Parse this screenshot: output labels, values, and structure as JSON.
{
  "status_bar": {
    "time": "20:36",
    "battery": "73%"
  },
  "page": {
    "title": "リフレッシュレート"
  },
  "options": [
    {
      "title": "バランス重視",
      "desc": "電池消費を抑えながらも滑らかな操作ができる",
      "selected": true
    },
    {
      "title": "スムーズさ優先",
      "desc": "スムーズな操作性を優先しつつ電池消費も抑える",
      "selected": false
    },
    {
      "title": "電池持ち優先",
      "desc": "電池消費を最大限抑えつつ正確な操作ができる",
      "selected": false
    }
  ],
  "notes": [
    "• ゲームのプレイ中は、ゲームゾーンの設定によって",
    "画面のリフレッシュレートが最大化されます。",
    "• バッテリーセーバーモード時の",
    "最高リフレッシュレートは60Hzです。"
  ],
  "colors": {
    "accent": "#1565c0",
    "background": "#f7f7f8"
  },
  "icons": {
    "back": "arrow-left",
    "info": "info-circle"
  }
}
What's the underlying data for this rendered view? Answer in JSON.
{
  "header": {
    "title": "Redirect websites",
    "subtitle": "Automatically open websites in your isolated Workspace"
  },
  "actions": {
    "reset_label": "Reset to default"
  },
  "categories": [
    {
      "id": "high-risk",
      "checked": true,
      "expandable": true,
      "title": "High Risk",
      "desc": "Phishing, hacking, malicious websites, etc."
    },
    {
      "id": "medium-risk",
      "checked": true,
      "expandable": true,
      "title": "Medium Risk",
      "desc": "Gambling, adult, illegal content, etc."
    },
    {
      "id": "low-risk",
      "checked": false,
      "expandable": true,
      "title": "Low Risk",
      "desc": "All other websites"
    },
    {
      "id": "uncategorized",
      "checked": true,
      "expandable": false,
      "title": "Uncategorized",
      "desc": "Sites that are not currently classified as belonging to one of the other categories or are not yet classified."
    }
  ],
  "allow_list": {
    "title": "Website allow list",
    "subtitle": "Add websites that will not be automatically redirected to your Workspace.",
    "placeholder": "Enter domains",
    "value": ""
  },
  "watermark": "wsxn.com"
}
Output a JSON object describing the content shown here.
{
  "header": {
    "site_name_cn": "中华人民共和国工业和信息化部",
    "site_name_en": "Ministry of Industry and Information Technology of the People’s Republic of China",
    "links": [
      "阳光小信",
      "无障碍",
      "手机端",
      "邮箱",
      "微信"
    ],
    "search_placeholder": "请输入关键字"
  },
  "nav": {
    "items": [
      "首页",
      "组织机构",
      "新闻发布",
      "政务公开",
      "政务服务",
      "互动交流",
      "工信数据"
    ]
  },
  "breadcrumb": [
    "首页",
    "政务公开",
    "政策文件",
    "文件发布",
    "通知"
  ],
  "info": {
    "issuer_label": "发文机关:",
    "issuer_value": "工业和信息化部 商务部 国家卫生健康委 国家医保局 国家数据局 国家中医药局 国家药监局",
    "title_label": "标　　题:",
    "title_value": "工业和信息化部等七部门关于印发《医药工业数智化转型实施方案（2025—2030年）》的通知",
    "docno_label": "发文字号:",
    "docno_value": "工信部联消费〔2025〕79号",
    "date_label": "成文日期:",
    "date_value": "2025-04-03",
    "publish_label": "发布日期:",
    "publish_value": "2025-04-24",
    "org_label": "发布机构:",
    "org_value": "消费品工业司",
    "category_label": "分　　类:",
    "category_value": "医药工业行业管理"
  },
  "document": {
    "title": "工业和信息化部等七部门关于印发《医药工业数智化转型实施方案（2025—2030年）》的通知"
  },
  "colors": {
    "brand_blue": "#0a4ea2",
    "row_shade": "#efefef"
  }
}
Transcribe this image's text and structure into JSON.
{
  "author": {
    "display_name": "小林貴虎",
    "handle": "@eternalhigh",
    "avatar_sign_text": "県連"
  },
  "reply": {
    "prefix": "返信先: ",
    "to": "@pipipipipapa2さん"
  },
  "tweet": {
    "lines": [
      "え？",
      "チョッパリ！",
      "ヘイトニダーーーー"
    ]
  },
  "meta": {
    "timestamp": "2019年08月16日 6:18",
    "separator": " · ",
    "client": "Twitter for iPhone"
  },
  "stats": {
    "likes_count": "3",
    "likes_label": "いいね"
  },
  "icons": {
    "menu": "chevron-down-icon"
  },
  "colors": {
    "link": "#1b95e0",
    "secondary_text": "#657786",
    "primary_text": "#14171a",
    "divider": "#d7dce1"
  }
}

**Requirements**
Which lines hold the word "医药工业数智化转型实施方案"? Return all of them from the records above.

**Response**
    "title_value": "工业和信息化部等七部门关于印发《医药工业数智化转型实施方案（2025—2030年）》的通知",
    "title": "工业和信息化部等七部门关于印发《医药工业数智化转型实施方案（2025—2030年）》的通知"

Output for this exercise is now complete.